start Source data

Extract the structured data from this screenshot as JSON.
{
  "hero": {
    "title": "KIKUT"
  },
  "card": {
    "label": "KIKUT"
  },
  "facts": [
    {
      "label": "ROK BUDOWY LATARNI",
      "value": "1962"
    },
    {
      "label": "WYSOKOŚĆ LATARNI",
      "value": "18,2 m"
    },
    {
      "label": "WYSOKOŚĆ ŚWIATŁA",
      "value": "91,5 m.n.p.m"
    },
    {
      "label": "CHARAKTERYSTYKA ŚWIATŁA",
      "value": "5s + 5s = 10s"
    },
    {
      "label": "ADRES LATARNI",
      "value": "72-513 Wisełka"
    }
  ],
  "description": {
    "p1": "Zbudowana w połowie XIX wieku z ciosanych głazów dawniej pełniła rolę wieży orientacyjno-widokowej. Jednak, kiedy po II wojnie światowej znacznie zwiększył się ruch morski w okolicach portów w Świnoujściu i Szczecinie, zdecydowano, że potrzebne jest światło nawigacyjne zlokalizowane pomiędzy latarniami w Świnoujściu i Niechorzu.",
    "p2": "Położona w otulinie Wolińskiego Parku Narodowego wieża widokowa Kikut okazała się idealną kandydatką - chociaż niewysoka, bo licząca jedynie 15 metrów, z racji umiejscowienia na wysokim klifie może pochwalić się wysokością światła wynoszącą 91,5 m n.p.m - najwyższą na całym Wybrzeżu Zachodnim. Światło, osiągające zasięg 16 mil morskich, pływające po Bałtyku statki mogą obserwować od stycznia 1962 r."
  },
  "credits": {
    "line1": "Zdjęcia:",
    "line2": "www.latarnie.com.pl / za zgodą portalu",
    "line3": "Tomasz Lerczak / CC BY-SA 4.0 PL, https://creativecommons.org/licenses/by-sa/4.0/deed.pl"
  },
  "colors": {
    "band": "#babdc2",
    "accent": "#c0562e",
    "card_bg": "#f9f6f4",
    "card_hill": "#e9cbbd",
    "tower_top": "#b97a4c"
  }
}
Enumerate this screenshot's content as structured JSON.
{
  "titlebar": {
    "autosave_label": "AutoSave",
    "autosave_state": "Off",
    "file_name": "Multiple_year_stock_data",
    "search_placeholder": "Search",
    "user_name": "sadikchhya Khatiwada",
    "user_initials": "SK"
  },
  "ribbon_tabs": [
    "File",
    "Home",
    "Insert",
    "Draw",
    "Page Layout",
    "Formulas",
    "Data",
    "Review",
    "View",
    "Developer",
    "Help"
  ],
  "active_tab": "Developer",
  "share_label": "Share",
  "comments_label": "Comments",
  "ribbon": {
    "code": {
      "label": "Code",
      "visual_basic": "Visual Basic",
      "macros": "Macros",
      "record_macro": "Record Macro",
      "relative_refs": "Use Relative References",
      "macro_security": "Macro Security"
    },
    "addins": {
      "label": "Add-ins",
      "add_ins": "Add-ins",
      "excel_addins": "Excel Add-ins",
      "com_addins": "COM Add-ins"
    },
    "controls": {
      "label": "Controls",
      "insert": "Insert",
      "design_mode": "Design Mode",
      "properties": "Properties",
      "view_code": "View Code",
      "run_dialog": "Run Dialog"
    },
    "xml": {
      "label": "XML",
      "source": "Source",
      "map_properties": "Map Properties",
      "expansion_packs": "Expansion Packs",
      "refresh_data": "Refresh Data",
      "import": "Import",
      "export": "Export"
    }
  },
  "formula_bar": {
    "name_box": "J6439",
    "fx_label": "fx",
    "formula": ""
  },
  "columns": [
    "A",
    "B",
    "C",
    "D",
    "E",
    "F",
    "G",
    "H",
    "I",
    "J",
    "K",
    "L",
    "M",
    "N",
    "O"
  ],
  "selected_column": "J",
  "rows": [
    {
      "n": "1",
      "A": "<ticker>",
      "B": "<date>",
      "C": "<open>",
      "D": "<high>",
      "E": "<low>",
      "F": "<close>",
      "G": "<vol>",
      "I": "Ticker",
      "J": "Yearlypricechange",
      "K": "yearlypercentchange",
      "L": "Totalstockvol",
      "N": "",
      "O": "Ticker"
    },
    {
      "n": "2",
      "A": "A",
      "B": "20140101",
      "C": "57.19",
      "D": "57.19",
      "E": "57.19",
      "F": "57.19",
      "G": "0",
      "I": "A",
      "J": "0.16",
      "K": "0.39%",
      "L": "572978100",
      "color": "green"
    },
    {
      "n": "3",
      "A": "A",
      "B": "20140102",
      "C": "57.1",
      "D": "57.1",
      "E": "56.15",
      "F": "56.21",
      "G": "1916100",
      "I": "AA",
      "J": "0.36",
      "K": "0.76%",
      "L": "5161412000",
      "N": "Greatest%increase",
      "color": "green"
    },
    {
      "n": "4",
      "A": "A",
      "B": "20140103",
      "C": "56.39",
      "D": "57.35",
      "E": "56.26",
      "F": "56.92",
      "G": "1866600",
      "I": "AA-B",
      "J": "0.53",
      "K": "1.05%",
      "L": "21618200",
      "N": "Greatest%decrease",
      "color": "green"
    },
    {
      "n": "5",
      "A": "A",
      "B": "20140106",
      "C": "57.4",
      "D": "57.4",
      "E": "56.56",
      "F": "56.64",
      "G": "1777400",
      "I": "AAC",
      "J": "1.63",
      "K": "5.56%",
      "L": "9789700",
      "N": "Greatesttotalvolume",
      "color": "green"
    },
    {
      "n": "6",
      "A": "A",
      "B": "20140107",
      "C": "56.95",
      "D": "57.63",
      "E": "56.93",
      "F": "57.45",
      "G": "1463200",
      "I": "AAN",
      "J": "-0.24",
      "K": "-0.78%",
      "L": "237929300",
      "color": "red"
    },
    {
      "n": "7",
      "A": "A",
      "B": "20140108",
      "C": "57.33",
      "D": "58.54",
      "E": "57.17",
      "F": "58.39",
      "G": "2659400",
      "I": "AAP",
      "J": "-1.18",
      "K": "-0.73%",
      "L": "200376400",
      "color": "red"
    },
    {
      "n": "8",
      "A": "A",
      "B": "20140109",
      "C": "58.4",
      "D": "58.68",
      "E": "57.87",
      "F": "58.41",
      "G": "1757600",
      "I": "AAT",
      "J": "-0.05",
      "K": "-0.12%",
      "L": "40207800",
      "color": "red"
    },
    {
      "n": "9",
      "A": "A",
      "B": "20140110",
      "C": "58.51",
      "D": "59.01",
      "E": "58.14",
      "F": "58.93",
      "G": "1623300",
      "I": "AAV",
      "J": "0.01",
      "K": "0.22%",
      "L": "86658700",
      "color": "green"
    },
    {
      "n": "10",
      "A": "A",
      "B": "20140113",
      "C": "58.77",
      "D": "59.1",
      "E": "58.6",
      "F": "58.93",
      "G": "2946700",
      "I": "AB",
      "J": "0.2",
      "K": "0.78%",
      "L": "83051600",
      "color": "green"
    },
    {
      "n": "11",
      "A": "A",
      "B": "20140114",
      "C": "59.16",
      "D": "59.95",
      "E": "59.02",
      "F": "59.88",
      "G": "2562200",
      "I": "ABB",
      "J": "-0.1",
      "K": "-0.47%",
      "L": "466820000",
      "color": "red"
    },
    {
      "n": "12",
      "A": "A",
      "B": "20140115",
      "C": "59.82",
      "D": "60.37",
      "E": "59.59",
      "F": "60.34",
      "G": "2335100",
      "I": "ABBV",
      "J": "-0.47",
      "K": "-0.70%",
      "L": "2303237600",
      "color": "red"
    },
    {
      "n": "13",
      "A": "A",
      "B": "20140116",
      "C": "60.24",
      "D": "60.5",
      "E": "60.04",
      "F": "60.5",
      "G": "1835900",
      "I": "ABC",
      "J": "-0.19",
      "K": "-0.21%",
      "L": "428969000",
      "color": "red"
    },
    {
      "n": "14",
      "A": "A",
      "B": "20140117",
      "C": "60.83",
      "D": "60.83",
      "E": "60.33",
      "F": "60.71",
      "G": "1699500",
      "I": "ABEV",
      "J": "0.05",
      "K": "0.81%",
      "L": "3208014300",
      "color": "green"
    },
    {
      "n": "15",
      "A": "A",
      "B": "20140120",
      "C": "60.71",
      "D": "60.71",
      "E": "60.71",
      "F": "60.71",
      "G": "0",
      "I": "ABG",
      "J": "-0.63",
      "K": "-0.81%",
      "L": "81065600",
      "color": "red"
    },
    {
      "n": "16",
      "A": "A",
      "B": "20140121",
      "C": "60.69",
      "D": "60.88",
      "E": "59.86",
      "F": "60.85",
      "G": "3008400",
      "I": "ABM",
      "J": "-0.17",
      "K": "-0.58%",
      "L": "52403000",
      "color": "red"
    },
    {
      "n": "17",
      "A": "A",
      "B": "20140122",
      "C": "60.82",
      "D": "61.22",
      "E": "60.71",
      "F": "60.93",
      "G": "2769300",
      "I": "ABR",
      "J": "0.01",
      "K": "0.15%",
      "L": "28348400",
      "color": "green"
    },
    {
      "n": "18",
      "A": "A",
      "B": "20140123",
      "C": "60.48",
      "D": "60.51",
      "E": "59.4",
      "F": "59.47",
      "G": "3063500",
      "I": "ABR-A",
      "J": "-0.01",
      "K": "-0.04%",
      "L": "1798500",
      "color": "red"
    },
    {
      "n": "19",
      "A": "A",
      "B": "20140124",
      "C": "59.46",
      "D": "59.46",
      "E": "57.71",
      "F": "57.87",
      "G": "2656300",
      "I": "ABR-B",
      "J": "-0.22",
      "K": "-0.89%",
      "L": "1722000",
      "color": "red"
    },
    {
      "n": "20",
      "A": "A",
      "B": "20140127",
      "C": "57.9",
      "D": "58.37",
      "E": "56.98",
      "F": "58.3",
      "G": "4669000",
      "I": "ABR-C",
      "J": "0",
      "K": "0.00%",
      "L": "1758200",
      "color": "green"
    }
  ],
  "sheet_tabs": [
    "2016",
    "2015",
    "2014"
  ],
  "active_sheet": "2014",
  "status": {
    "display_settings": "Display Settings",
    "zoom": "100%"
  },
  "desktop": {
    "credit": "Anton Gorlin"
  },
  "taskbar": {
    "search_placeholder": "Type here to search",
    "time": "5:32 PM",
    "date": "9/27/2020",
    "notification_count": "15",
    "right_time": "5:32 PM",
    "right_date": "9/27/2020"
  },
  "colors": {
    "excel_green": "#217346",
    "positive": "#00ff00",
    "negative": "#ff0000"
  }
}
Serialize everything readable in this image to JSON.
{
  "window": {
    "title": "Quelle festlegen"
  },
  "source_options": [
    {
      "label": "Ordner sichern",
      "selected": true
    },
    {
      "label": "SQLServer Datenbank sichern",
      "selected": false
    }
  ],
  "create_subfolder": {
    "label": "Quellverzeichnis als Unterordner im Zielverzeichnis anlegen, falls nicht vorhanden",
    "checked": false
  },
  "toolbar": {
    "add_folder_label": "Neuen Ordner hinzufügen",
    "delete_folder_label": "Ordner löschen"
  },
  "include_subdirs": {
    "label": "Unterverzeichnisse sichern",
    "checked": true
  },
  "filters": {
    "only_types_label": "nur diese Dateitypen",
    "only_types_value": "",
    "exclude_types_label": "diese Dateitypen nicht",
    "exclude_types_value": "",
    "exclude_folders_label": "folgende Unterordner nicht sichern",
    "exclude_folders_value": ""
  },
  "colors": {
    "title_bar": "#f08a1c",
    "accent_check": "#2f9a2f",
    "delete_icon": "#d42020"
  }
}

end Source data

▶ Directive
Check each line of the entries above, and show every one holding the word "screenshot".

▶ Complete response
Extract the structured data from this screenshot as JSON.
Enumerate this screenshot's content as structured JSON.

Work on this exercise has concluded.